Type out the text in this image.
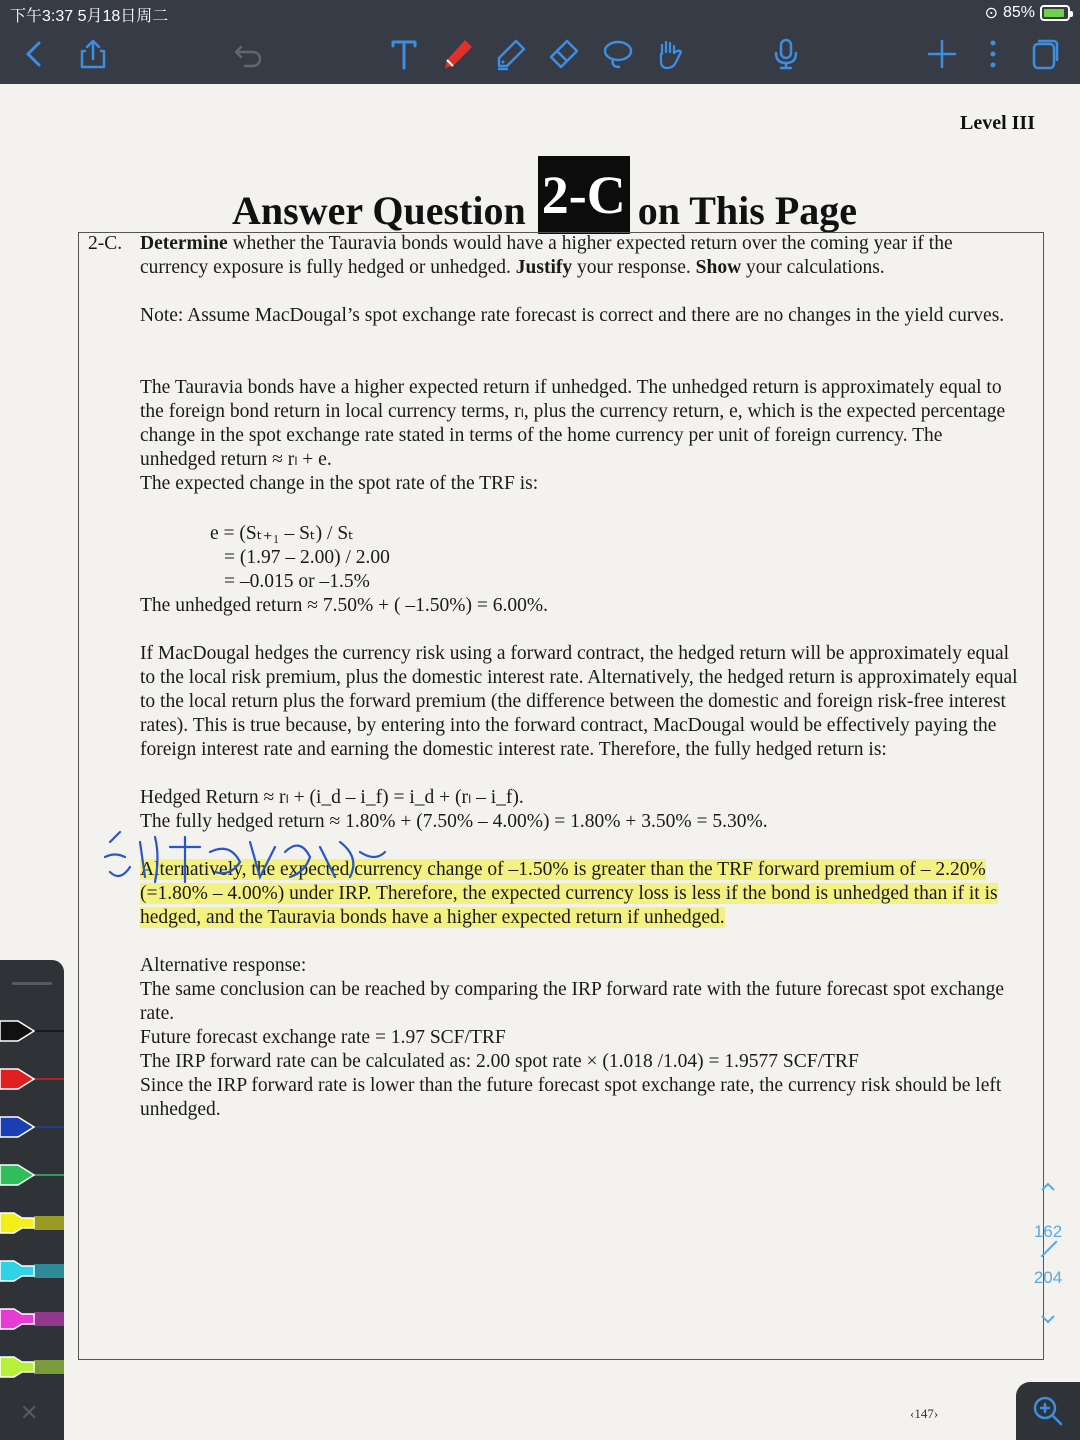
下午3:37 5月18日周二	⊙ 85%
Level III
Answer Question 2-C on This Page
2-C. Determine whether the Tauravia bonds would have a higher expected return over the coming year if the currency exposure is fully hedged or unhedged. Justify your response. Show your calculations.
Note: Assume MacDougal’s spot exchange rate forecast is correct and there are no changes in the yield curves.
The Tauravia bonds have a higher expected return if unhedged. The unhedged return is approximately equal to the foreign bond return in local currency terms, rₗ, plus the currency return, e, which is the expected percentage change in the spot exchange rate stated in terms of the home currency per unit of foreign currency. The unhedged return ≈ rₗ + e.
The expected change in the spot rate of the TRF is:
e = (Sₜ₊₁ – Sₜ) / Sₜ
= (1.97 – 2.00) / 2.00
= –0.015 or –1.5%
The unhedged return ≈ 7.50% + ( –1.50%) = 6.00%.
If MacDougal hedges the currency risk using a forward contract, the hedged return will be approximately equal to the local risk premium, plus the domestic interest rate. Alternatively, the hedged return is approximately equal to the local return plus the forward premium (the difference between the domestic and foreign risk-free interest rates). This is true because, by entering into the forward contract, MacDougal would be effectively paying the foreign interest rate and earning the domestic interest rate. Therefore, the fully hedged return is:
Hedged Return ≈ rₗ + (i_d – i_f) = i_d + (rₗ – i_f).
The fully hedged return ≈ 1.80% + (7.50% – 4.00%) = 1.80% + 3.50% = 5.30%.
Alternatively, the expected currency change of –1.50% is greater than the TRF forward premium of – 2.20% (=1.80% – 4.00%) under IRP. Therefore, the expected currency loss is less if the bond is unhedged than if it is hedged, and the Tauravia bonds have a higher expected return if unhedged.
Alternative response:
The same conclusion can be reached by comparing the IRP forward rate with the future forecast spot exchange rate.
Future forecast exchange rate = 1.97 SCF/TRF
The IRP forward rate can be calculated as: 2.00 spot rate × (1.018 /1.04) = 1.9577 SCF/TRF
Since the IRP forward rate is lower than the future forecast spot exchange rate, the currency risk should be left unhedged.
‹147›
✕
162
204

########################################

▶ **YOUR TASK**
Copy each line above precisely, dropping the pictures.

▶ **RESPONSE TO THE TASK**
Type out the text in this image.
下午3:37 5月18日周二	⊙ 85%
Level III
Answer Question 2-C on This Page
2-C. Determine whether the Tauravia bonds would have a higher expected return over the coming year if the currency exposure is fully hedged or unhedged. Justify your response. Show your calculations.
Note: Assume MacDougal’s spot exchange rate forecast is correct and there are no changes in the yield curves.
The Tauravia bonds have a higher expected return if unhedged. The unhedged return is approximately equal to the foreign bond return in local currency terms, rₗ, plus the currency return, e, which is the expected percentage change in the spot exchange rate stated in terms of the home currency per unit of foreign currency. The unhedged return ≈ rₗ + e.
The expected change in the spot rate of the TRF is:
e = (Sₜ₊₁ – Sₜ) / Sₜ
= (1.97 – 2.00) / 2.00
= –0.015 or –1.5%
The unhedged return ≈ 7.50% + ( –1.50%) = 6.00%.
If MacDougal hedges the currency risk using a forward contract, the hedged return will be approximately equal to the local risk premium, plus the domestic interest rate. Alternatively, the hedged return is approximately equal to the local return plus the forward premium (the difference between the domestic and foreign risk-free interest rates). This is true because, by entering into the forward contract, MacDougal would be effectively paying the foreign interest rate and earning the domestic interest rate. Therefore, the fully hedged return is:
Hedged Return ≈ rₗ + (i_d – i_f) = i_d + (rₗ – i_f).
The fully hedged return ≈ 1.80% + (7.50% – 4.00%) = 1.80% + 3.50% = 5.30%.
Alternatively, the expected currency change of –1.50% is greater than the TRF forward premium of – 2.20% (=1.80% – 4.00%) under IRP. Therefore, the expected currency loss is less if the bond is unhedged than if it is hedged, and the Tauravia bonds have a higher expected return if unhedged.
Alternative response:
The same conclusion can be reached by comparing the IRP forward rate with the future forecast spot exchange rate.
Future forecast exchange rate = 1.97 SCF/TRF
The IRP forward rate can be calculated as: 2.00 spot rate × (1.018 /1.04) = 1.9577 SCF/TRF
Since the IRP forward rate is lower than the future forecast spot exchange rate, the currency risk should be left unhedged.
‹147›
✕
162
204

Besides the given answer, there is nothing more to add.